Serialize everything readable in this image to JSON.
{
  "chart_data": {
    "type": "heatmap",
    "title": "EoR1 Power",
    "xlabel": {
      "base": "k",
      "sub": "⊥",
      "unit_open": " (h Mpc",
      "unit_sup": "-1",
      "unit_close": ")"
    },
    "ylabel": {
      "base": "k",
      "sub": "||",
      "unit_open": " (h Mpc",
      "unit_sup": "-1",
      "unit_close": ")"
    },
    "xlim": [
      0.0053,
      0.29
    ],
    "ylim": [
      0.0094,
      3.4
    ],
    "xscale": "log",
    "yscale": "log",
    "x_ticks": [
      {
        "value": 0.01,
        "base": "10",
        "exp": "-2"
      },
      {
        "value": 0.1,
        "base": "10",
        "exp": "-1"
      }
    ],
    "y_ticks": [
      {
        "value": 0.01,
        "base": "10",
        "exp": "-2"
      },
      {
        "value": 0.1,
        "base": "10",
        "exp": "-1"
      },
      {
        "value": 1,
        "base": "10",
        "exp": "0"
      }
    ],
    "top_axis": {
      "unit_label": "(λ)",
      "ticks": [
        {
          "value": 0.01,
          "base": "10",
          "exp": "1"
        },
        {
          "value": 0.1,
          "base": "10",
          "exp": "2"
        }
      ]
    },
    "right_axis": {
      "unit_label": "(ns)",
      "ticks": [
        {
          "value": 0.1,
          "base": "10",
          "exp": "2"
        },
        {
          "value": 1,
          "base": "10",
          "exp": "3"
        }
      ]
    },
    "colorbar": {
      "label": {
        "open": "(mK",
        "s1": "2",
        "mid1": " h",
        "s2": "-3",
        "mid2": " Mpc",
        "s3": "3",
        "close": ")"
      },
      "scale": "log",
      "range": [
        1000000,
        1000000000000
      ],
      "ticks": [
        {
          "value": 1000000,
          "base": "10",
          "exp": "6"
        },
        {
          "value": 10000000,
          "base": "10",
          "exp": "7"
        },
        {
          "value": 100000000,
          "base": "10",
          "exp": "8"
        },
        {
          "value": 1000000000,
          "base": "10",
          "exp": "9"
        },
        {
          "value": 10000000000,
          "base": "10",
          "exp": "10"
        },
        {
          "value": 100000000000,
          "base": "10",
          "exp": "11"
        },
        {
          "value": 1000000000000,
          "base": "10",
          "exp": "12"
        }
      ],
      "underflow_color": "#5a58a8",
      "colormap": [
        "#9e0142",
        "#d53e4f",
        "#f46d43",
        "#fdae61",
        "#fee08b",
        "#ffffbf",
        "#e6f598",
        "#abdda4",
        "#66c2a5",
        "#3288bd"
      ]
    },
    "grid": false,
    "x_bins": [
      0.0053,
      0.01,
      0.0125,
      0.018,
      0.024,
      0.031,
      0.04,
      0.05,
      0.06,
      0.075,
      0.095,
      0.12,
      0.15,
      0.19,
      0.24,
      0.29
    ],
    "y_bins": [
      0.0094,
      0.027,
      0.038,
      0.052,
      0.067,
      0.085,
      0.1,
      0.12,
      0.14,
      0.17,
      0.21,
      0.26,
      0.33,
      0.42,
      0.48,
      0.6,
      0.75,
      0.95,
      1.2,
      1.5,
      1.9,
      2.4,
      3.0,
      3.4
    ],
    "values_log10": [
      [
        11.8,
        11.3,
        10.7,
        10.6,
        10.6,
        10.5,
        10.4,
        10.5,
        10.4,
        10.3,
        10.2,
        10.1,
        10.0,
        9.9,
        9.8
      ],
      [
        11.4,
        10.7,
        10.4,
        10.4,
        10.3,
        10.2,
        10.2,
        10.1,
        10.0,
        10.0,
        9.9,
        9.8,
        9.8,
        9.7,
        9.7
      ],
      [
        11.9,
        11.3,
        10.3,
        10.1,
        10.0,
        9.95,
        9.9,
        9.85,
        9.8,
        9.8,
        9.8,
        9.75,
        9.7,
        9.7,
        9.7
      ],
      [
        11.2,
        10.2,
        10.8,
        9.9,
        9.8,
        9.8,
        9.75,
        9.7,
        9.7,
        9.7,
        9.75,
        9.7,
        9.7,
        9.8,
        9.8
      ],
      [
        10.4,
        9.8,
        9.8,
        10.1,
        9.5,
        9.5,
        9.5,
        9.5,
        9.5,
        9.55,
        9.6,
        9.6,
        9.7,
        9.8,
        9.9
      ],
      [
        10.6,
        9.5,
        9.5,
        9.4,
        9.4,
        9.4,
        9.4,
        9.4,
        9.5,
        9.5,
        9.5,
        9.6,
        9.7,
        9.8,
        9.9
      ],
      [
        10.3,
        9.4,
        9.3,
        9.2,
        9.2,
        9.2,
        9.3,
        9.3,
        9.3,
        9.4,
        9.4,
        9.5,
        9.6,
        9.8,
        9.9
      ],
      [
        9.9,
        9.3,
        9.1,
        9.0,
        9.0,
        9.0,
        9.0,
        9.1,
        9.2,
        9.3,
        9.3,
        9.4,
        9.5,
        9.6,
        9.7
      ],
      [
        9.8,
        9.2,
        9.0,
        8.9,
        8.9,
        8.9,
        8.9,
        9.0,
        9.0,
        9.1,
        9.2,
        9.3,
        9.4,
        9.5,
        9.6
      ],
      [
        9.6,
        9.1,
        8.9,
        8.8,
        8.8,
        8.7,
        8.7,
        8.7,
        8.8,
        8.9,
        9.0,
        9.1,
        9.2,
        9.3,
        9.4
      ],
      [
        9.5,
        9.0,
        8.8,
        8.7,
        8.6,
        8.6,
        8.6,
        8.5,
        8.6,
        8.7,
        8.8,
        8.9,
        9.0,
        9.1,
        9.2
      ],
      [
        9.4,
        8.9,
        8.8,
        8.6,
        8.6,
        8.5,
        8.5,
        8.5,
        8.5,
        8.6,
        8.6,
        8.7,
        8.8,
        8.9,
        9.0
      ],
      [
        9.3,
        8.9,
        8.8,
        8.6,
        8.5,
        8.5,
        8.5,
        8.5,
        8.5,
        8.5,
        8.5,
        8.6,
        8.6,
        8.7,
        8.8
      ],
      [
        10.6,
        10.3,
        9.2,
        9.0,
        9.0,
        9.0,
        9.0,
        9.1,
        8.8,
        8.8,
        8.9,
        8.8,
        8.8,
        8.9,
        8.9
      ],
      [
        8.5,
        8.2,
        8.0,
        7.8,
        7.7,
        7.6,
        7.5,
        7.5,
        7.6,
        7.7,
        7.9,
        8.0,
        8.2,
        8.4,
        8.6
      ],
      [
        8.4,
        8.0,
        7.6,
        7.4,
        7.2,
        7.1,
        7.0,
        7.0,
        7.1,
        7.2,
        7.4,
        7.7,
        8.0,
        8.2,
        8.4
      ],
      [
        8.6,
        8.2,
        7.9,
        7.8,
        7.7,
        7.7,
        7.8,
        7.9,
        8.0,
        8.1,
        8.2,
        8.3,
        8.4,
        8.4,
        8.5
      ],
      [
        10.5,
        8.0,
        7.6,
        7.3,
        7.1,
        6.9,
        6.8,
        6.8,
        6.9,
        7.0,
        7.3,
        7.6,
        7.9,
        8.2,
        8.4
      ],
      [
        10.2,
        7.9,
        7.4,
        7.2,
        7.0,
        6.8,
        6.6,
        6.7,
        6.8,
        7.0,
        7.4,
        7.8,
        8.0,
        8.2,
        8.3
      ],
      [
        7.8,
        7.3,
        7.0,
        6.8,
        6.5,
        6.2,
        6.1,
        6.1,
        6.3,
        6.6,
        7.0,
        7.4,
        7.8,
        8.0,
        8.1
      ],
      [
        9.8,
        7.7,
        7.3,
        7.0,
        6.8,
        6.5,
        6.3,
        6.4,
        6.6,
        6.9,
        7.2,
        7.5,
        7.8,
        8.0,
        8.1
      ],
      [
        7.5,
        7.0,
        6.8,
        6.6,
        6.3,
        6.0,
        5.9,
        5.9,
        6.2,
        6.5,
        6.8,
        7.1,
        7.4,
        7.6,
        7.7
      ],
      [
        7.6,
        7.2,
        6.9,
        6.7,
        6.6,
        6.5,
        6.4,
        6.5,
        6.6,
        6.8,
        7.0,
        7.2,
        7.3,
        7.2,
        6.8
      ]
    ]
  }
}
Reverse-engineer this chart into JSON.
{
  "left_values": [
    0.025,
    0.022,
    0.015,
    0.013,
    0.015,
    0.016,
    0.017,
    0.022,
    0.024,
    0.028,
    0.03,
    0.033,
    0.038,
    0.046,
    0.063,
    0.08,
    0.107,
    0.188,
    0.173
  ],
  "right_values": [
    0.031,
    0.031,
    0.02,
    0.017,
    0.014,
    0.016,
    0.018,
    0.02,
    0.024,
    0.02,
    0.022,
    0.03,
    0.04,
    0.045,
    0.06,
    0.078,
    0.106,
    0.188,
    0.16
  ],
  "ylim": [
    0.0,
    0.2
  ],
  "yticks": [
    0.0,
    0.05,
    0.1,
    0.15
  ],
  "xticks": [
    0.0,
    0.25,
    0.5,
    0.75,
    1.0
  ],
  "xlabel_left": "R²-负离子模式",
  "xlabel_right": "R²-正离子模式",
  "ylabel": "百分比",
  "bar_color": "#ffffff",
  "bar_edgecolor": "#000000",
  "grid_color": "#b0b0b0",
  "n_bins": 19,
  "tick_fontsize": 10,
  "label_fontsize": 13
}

────────

> **WHAT IS ASKED**
Show all lines from the records above where the word "JSON" occurs.

> **EXERCISE SOLUTION**
Serialize everything readable in this image to JSON.
Reverse-engineer this chart into JSON.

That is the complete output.